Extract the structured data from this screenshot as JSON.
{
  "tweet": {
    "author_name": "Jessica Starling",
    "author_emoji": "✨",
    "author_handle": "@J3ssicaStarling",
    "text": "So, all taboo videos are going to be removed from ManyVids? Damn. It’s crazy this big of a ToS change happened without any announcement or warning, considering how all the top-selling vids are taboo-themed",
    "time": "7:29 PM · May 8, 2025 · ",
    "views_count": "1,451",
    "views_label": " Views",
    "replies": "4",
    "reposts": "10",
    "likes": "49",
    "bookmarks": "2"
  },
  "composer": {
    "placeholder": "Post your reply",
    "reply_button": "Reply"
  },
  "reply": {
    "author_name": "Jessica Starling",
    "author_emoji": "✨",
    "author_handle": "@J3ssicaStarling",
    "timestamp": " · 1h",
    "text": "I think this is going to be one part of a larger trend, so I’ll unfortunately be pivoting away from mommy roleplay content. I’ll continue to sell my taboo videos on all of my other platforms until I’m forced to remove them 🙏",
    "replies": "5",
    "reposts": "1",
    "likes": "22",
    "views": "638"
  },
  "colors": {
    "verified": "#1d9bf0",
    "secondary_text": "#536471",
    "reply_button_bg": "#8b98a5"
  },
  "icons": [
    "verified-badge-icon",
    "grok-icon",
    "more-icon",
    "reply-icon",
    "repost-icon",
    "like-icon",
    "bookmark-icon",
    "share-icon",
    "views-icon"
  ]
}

# # # # #

Directions:
Copy all of the data. Keep every word exactly as it is.

Solution to this exercise:
Extract the structured data from this screenshot as JSON.
{
  "tweet": {
    "author_name": "Jessica Starling",
    "author_emoji": "✨",
    "author_handle": "@J3ssicaStarling",
    "text": "So, all taboo videos are going to be removed from ManyVids? Damn. It’s crazy this big of a ToS change happened without any announcement or warning, considering how all the top-selling vids are taboo-themed",
    "time": "7:29 PM · May 8, 2025 · ",
    "views_count": "1,451",
    "views_label": " Views",
    "replies": "4",
    "reposts": "10",
    "likes": "49",
    "bookmarks": "2"
  },
  "composer": {
    "placeholder": "Post your reply",
    "reply_button": "Reply"
  },
  "reply": {
    "author_name": "Jessica Starling",
    "author_emoji": "✨",
    "author_handle": "@J3ssicaStarling",
    "timestamp": " · 1h",
    "text": "I think this is going to be one part of a larger trend, so I’ll unfortunately be pivoting away from mommy roleplay content. I’ll continue to sell my taboo videos on all of my other platforms until I’m forced to remove them 🙏",
    "replies": "5",
    "reposts": "1",
    "likes": "22",
    "views": "638"
  },
  "colors": {
    "verified": "#1d9bf0",
    "secondary_text": "#536471",
    "reply_button_bg": "#8b98a5"
  },
  "icons": [
    "verified-badge-icon",
    "grok-icon",
    "more-icon",
    "reply-icon",
    "repost-icon",
    "like-icon",
    "bookmark-icon",
    "share-icon",
    "views-icon"
  ]
}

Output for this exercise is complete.